Rows from a dataset:
+++

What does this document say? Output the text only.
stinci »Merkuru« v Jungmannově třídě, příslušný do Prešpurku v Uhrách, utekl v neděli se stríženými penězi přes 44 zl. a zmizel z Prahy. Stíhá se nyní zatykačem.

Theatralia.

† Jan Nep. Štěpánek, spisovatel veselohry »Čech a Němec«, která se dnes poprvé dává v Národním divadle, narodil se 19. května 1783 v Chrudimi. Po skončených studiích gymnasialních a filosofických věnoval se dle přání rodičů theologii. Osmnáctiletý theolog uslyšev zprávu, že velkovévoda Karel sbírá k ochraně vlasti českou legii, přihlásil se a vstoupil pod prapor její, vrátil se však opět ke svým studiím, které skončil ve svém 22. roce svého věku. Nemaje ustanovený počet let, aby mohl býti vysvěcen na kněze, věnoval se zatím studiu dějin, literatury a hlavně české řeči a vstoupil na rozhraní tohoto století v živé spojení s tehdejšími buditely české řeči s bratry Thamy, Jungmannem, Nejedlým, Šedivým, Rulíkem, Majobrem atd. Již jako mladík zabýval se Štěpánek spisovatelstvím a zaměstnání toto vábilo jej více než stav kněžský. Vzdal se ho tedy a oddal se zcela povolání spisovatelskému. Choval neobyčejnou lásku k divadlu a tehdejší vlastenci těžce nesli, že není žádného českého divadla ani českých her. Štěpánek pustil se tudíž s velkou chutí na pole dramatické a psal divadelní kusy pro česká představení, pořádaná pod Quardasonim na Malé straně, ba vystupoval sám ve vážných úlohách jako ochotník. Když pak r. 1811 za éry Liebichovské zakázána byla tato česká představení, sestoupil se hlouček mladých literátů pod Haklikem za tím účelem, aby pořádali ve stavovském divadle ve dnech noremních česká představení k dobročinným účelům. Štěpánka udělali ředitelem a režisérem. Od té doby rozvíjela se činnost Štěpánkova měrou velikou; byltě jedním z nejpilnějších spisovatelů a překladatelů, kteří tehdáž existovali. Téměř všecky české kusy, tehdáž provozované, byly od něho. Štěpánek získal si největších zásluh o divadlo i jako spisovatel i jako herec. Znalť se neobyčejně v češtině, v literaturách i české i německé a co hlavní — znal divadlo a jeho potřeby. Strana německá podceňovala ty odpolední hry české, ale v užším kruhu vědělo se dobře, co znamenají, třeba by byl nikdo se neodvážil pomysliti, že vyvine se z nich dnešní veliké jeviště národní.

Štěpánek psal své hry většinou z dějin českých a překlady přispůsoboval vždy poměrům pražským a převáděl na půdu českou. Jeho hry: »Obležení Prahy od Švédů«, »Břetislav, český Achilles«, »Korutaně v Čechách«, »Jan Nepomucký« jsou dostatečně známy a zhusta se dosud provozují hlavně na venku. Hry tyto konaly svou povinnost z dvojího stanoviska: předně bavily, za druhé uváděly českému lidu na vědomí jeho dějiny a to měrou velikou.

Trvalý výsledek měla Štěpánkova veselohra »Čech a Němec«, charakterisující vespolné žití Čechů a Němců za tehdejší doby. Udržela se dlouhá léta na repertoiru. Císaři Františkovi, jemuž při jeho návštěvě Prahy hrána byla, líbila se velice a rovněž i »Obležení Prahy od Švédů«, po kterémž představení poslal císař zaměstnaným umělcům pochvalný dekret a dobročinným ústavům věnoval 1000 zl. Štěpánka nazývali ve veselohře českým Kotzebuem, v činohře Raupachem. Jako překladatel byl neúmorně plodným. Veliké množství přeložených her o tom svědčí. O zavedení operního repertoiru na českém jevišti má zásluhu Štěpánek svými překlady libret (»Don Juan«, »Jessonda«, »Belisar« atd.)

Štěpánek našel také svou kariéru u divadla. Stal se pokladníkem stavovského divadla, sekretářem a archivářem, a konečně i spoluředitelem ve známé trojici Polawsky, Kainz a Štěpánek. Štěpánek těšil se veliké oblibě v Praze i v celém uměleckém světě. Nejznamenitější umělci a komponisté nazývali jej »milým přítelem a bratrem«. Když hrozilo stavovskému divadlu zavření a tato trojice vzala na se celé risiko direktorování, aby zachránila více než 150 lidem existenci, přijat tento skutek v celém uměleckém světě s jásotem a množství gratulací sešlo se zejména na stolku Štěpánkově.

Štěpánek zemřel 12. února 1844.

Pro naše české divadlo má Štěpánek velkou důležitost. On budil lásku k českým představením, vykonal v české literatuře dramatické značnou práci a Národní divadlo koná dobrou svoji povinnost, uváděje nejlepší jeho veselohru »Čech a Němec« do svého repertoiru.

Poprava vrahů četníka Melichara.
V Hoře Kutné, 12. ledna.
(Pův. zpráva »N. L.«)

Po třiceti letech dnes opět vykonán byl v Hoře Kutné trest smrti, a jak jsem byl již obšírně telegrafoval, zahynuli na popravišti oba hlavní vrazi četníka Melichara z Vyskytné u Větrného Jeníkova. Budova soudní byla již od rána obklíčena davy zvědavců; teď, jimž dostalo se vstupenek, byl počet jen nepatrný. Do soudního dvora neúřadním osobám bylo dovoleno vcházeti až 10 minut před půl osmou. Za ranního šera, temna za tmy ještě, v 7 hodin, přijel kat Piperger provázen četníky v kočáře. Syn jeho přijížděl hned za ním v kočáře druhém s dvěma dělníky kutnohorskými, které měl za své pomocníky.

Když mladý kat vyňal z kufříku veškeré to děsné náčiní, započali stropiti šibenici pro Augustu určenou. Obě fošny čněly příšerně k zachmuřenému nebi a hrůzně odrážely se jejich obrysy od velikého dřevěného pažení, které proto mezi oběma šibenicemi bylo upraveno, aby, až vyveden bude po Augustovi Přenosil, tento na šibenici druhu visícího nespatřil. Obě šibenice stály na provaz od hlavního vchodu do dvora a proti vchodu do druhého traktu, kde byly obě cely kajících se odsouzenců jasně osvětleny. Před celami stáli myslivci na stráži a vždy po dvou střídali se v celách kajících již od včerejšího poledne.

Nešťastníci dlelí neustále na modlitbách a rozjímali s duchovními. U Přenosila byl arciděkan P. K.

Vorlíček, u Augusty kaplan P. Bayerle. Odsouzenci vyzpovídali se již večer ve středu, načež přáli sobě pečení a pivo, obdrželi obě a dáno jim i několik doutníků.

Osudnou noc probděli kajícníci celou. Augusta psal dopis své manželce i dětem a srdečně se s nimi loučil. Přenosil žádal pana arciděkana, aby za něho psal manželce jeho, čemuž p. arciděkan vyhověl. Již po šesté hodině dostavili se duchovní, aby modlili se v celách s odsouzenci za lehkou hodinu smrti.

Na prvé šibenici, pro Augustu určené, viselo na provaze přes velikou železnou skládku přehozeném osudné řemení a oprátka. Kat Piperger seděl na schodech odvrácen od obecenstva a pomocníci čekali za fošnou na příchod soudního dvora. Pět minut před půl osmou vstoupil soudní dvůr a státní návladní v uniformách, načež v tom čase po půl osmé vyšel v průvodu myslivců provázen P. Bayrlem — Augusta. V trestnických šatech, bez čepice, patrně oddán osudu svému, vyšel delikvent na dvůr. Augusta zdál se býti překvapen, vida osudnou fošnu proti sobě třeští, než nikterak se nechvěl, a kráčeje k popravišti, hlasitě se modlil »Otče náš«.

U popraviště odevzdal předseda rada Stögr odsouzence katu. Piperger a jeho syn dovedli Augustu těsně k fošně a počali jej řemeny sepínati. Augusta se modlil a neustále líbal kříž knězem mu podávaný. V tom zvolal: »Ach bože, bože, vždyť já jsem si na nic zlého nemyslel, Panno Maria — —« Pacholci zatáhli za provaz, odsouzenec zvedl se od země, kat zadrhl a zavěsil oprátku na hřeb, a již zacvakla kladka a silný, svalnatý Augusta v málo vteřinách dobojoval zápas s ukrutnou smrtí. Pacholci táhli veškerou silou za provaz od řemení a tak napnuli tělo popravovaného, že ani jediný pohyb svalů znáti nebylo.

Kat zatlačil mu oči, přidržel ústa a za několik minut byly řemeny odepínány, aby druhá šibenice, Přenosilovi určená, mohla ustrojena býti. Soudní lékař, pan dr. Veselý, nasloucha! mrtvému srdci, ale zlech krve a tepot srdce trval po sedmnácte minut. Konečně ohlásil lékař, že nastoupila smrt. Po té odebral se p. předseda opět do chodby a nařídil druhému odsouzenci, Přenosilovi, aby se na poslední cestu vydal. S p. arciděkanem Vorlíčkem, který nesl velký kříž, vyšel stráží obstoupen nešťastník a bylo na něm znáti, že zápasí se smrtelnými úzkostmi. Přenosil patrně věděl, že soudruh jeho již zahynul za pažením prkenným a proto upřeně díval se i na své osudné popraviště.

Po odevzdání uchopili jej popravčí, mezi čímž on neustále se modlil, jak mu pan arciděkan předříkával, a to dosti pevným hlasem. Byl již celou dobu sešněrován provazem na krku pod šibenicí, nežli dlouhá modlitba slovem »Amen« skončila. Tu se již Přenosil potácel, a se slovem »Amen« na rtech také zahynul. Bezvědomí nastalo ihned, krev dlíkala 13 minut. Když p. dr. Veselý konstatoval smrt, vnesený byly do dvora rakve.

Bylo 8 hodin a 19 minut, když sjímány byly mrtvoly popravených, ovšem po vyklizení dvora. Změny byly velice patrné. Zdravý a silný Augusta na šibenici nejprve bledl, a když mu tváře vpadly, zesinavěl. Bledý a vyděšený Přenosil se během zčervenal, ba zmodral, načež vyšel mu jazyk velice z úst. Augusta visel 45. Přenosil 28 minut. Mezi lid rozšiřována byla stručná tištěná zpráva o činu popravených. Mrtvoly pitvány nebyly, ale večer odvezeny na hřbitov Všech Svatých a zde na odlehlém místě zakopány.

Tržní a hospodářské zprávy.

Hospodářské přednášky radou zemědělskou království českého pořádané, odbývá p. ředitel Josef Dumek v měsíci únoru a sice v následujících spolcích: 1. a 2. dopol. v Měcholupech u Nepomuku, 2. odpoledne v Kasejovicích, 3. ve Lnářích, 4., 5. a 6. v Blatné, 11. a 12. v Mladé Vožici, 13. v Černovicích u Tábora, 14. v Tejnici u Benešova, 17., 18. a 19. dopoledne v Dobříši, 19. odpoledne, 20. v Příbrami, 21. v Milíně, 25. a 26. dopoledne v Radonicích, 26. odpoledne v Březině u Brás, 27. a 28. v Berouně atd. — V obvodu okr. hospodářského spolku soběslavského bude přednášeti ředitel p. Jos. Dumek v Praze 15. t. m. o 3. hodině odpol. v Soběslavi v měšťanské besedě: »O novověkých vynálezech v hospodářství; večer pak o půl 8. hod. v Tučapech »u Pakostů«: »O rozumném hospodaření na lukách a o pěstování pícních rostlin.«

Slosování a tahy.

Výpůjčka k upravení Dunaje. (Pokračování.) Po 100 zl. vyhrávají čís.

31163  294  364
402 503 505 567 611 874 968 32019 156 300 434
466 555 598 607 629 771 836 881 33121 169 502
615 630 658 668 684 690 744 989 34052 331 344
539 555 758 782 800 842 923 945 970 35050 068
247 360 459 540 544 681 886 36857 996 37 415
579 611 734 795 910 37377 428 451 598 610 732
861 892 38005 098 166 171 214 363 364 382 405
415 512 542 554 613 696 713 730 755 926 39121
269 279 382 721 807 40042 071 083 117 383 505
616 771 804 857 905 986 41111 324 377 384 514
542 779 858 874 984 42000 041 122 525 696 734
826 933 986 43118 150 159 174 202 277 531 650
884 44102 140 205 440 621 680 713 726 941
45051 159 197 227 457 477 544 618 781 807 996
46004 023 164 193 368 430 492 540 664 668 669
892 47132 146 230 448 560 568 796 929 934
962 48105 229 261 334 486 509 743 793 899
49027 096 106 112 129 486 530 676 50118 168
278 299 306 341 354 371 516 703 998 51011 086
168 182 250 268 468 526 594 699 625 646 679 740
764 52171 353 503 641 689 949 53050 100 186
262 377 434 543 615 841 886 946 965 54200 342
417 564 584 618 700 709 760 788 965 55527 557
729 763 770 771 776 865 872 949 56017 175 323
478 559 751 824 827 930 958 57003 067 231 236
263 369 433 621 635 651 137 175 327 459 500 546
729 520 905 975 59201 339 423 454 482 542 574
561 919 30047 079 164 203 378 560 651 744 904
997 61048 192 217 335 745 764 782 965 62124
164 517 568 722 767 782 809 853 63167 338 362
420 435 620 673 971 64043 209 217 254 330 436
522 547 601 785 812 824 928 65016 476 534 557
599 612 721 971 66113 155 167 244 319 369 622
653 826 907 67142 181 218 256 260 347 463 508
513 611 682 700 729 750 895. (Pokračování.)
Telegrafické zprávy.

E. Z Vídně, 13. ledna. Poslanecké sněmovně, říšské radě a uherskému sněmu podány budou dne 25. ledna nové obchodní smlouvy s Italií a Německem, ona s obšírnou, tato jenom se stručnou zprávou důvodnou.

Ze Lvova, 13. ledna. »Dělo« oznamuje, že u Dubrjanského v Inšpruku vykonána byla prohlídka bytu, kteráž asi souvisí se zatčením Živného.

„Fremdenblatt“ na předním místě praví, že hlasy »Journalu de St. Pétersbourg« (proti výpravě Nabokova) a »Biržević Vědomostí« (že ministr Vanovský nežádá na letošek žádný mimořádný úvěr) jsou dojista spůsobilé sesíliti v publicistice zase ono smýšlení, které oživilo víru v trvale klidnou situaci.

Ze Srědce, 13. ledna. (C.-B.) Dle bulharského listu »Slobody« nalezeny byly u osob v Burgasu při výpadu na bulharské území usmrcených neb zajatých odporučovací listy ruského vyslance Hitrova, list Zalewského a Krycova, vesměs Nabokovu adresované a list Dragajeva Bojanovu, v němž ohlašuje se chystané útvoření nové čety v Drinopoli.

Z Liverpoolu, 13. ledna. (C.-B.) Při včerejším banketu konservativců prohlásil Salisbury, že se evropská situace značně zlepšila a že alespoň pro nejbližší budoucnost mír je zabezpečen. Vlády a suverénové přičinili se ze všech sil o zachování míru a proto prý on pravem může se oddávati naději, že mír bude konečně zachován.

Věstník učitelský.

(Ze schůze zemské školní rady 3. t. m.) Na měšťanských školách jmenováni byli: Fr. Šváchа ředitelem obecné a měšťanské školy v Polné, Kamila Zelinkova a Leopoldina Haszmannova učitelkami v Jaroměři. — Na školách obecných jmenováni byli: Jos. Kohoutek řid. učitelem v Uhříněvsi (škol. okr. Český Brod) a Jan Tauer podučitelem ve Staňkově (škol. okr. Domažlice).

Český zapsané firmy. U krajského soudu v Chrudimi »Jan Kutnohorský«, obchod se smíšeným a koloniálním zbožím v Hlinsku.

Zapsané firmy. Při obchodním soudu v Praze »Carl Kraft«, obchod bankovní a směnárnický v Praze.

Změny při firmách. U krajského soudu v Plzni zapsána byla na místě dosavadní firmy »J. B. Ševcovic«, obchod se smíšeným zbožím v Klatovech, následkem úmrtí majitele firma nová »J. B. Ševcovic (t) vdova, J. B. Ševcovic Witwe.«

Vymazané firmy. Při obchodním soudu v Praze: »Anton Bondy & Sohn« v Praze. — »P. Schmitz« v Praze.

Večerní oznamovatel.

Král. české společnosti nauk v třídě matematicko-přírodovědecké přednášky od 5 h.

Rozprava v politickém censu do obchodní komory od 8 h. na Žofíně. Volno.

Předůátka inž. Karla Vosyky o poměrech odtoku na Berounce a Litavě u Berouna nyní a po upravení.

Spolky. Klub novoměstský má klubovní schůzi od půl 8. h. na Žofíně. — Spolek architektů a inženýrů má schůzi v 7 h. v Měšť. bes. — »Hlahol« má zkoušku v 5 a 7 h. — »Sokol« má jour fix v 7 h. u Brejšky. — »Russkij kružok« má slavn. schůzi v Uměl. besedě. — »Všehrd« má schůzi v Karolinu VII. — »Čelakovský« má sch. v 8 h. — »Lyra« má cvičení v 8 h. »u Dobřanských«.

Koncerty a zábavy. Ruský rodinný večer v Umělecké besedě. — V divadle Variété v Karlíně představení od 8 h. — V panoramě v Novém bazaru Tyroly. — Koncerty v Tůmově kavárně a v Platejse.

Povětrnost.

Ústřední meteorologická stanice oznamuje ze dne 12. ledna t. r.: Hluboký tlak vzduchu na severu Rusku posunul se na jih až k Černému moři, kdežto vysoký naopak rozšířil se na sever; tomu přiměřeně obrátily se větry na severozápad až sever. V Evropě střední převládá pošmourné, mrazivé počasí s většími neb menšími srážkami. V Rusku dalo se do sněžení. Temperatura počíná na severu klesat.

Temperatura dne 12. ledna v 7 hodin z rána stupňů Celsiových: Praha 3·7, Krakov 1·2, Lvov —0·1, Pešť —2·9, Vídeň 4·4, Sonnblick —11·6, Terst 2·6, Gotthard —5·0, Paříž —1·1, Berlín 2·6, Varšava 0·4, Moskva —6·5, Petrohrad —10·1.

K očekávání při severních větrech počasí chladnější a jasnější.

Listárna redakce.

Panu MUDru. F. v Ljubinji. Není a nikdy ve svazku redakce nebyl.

+++

## THE REQUEST
Pull out every line of the records above that contains the word "nyní".

## RESULT
stinci »Merkuru« v Jungmannově třídě, příslušný do Prešpurku v Uhrách, utekl v neděli se stríženými penězi přes 44 zl. a zmizel z Prahy. Stíhá se nyní zatykačem.
Předůátka inž. Karla Vosyky o poměrech odtoku na Berounce a Litavě u Berouna nyní a po upravení.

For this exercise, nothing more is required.